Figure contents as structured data

-.-.-

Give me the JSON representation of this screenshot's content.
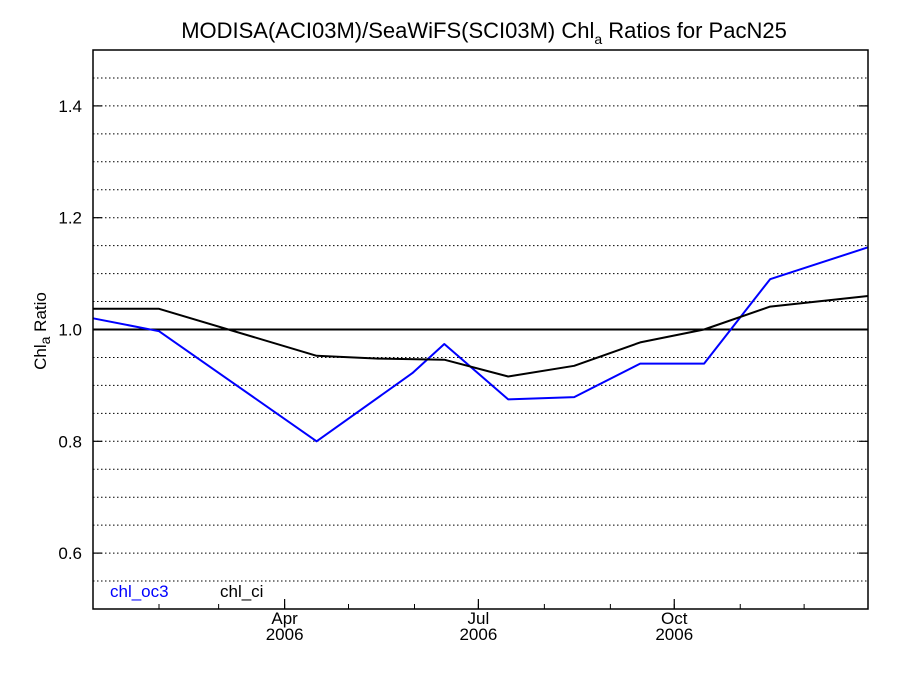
{
  "chart_data": {
    "type": "line",
    "title": {
      "prefix": "MODISA(ACI03M)/SeaWiFS(SCI03M)  Chl",
      "subscript": "a",
      "suffix": " Ratios for PacN25"
    },
    "ylabel": {
      "prefix": "Chl",
      "subscript": "a",
      "suffix": " Ratio"
    },
    "xlim": [
      "2006-01-01",
      "2006-12-31"
    ],
    "ylim": [
      0.5,
      1.5
    ],
    "yticks": [
      {
        "value": 0.6,
        "label": "0.6"
      },
      {
        "value": 0.8,
        "label": "0.8"
      },
      {
        "value": 1.0,
        "label": "1.0"
      },
      {
        "value": 1.2,
        "label": "1.2"
      },
      {
        "value": 1.4,
        "label": "1.4"
      }
    ],
    "xticks": [
      {
        "date": "2006-04-01",
        "label": "Apr",
        "year": "2006"
      },
      {
        "date": "2006-07-01",
        "label": "Jul",
        "year": "2006"
      },
      {
        "date": "2006-10-01",
        "label": "Oct",
        "year": "2006"
      }
    ],
    "reference_line": 1.0,
    "grid": "horizontal dotted",
    "legend_position": "bottom-left",
    "series": [
      {
        "name": "chl_oc3",
        "color": "#0000ff",
        "points": [
          {
            "x": "2006-01-01",
            "y": 1.02
          },
          {
            "x": "2006-02-01",
            "y": 0.997
          },
          {
            "x": "2006-04-16",
            "y": 0.8
          },
          {
            "x": "2006-05-31",
            "y": 0.922
          },
          {
            "x": "2006-06-15",
            "y": 0.974
          },
          {
            "x": "2006-07-15",
            "y": 0.875
          },
          {
            "x": "2006-08-15",
            "y": 0.879
          },
          {
            "x": "2006-09-15",
            "y": 0.939
          },
          {
            "x": "2006-10-15",
            "y": 0.939
          },
          {
            "x": "2006-11-15",
            "y": 1.09
          },
          {
            "x": "2006-12-31",
            "y": 1.147
          }
        ]
      },
      {
        "name": "chl_ci",
        "color": "#000000",
        "points": [
          {
            "x": "2006-01-01",
            "y": 1.037
          },
          {
            "x": "2006-02-01",
            "y": 1.037
          },
          {
            "x": "2006-04-16",
            "y": 0.953
          },
          {
            "x": "2006-05-15",
            "y": 0.948
          },
          {
            "x": "2006-06-15",
            "y": 0.946
          },
          {
            "x": "2006-07-15",
            "y": 0.916
          },
          {
            "x": "2006-08-15",
            "y": 0.935
          },
          {
            "x": "2006-09-15",
            "y": 0.977
          },
          {
            "x": "2006-10-15",
            "y": 1.0
          },
          {
            "x": "2006-11-15",
            "y": 1.041
          },
          {
            "x": "2006-12-31",
            "y": 1.06
          }
        ]
      }
    ]
  }
}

-.-.-

Transcribe all entries above exactly. Drop the pictures.

Result for this exercise
Give me the JSON representation of this screenshot's content.
{
  "chart_data": {
    "type": "line",
    "title": {
      "prefix": "MODISA(ACI03M)/SeaWiFS(SCI03M)  Chl",
      "subscript": "a",
      "suffix": " Ratios for PacN25"
    },
    "ylabel": {
      "prefix": "Chl",
      "subscript": "a",
      "suffix": " Ratio"
    },
    "xlim": [
      "2006-01-01",
      "2006-12-31"
    ],
    "ylim": [
      0.5,
      1.5
    ],
    "yticks": [
      {
        "value": 0.6,
        "label": "0.6"
      },
      {
        "value": 0.8,
        "label": "0.8"
      },
      {
        "value": 1.0,
        "label": "1.0"
      },
      {
        "value": 1.2,
        "label": "1.2"
      },
      {
        "value": 1.4,
        "label": "1.4"
      }
    ],
    "xticks": [
      {
        "date": "2006-04-01",
        "label": "Apr",
        "year": "2006"
      },
      {
        "date": "2006-07-01",
        "label": "Jul",
        "year": "2006"
      },
      {
        "date": "2006-10-01",
        "label": "Oct",
        "year": "2006"
      }
    ],
    "reference_line": 1.0,
    "grid": "horizontal dotted",
    "legend_position": "bottom-left",
    "series": [
      {
        "name": "chl_oc3",
        "color": "#0000ff",
        "points": [
          {
            "x": "2006-01-01",
            "y": 1.02
          },
          {
            "x": "2006-02-01",
            "y": 0.997
          },
          {
            "x": "2006-04-16",
            "y": 0.8
          },
          {
            "x": "2006-05-31",
            "y": 0.922
          },
          {
            "x": "2006-06-15",
            "y": 0.974
          },
          {
            "x": "2006-07-15",
            "y": 0.875
          },
          {
            "x": "2006-08-15",
            "y": 0.879
          },
          {
            "x": "2006-09-15",
            "y": 0.939
          },
          {
            "x": "2006-10-15",
            "y": 0.939
          },
          {
            "x": "2006-11-15",
            "y": 1.09
          },
          {
            "x": "2006-12-31",
            "y": 1.147
          }
        ]
      },
      {
        "name": "chl_ci",
        "color": "#000000",
        "points": [
          {
            "x": "2006-01-01",
            "y": 1.037
          },
          {
            "x": "2006-02-01",
            "y": 1.037
          },
          {
            "x": "2006-04-16",
            "y": 0.953
          },
          {
            "x": "2006-05-15",
            "y": 0.948
          },
          {
            "x": "2006-06-15",
            "y": 0.946
          },
          {
            "x": "2006-07-15",
            "y": 0.916
          },
          {
            "x": "2006-08-15",
            "y": 0.935
          },
          {
            "x": "2006-09-15",
            "y": 0.977
          },
          {
            "x": "2006-10-15",
            "y": 1.0
          },
          {
            "x": "2006-11-15",
            "y": 1.041
          },
          {
            "x": "2006-12-31",
            "y": 1.06
          }
        ]
      }
    ]
  }
}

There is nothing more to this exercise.